### Extracted data entries
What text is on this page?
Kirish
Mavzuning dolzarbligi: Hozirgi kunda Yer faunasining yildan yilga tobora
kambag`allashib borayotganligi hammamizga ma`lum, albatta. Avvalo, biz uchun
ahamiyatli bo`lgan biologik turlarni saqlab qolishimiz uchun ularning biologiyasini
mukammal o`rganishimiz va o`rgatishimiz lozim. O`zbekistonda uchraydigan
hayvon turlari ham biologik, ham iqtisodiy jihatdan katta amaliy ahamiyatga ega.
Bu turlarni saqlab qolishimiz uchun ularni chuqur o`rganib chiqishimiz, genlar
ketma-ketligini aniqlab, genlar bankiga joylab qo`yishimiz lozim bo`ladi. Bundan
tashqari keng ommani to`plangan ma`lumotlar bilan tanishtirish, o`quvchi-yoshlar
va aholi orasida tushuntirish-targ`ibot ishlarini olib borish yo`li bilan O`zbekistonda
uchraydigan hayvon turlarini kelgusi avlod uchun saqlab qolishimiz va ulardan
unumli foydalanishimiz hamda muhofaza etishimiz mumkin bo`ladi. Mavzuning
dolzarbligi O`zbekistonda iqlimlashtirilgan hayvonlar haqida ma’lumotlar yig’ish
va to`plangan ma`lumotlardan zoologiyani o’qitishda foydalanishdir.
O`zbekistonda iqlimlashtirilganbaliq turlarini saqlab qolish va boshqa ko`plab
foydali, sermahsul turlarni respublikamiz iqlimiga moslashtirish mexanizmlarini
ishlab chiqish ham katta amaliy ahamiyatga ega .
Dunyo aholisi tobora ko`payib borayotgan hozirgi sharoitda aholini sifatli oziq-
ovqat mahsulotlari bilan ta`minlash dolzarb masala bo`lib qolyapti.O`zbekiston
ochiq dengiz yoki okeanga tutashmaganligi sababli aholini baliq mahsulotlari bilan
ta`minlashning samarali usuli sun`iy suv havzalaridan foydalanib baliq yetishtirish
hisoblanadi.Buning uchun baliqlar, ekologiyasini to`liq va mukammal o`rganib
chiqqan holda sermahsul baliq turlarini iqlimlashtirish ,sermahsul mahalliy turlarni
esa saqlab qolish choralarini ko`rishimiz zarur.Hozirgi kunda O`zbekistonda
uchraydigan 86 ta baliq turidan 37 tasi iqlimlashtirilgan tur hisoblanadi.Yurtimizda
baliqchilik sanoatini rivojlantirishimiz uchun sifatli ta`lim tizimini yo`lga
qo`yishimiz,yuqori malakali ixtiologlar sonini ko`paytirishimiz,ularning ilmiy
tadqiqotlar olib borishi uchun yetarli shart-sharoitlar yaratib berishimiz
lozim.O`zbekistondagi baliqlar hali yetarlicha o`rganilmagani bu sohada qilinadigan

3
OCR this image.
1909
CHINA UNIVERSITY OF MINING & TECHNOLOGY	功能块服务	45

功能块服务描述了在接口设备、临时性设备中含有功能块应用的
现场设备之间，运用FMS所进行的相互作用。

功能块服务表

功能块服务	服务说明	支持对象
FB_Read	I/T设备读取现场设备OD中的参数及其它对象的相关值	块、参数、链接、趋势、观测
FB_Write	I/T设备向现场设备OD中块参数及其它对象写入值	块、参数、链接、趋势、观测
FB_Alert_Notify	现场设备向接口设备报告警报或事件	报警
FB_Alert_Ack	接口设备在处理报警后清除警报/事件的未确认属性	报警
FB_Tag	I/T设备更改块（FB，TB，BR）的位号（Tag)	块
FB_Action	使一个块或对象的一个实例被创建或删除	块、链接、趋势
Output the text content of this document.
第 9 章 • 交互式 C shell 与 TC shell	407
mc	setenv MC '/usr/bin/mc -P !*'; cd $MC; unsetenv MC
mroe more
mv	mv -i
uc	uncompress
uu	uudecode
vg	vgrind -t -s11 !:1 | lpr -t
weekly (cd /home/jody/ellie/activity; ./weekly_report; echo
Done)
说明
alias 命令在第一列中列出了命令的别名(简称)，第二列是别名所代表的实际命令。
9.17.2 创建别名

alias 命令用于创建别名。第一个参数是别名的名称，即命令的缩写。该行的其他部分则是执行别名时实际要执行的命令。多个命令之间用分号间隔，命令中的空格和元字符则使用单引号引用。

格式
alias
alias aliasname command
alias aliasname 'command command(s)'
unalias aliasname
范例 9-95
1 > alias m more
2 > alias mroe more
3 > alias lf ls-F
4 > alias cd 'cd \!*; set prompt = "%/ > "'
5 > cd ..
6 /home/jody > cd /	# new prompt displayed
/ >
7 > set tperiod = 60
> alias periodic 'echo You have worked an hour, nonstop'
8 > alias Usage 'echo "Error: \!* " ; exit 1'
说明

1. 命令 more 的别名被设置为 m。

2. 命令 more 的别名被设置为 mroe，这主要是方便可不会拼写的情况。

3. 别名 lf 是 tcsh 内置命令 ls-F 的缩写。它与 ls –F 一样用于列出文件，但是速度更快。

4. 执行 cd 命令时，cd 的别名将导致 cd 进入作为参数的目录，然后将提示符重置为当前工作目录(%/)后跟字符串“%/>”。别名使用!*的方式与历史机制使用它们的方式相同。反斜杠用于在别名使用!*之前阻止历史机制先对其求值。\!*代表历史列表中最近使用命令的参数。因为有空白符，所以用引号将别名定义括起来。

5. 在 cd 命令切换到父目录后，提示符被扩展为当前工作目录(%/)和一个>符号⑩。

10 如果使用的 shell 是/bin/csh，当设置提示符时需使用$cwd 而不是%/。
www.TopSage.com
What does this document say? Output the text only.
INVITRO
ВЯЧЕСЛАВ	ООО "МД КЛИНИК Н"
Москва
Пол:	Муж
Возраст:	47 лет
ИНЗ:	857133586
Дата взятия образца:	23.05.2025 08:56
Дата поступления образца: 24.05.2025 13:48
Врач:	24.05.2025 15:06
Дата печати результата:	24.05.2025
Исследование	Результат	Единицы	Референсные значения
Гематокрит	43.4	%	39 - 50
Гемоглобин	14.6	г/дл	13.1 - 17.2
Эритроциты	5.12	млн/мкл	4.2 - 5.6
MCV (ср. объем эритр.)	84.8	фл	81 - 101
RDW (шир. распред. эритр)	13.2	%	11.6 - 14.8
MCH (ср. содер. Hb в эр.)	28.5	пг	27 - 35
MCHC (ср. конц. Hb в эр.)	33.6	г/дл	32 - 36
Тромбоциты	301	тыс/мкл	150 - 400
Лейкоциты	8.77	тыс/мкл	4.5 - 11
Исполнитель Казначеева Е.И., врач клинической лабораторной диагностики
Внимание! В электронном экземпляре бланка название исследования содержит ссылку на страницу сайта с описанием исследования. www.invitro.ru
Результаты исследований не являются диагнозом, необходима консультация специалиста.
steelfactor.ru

### PROBLEM DETAILS
Find the lines of the material that hold the word "uchraydigan" and report their count alone.

### FULL ANSWER
3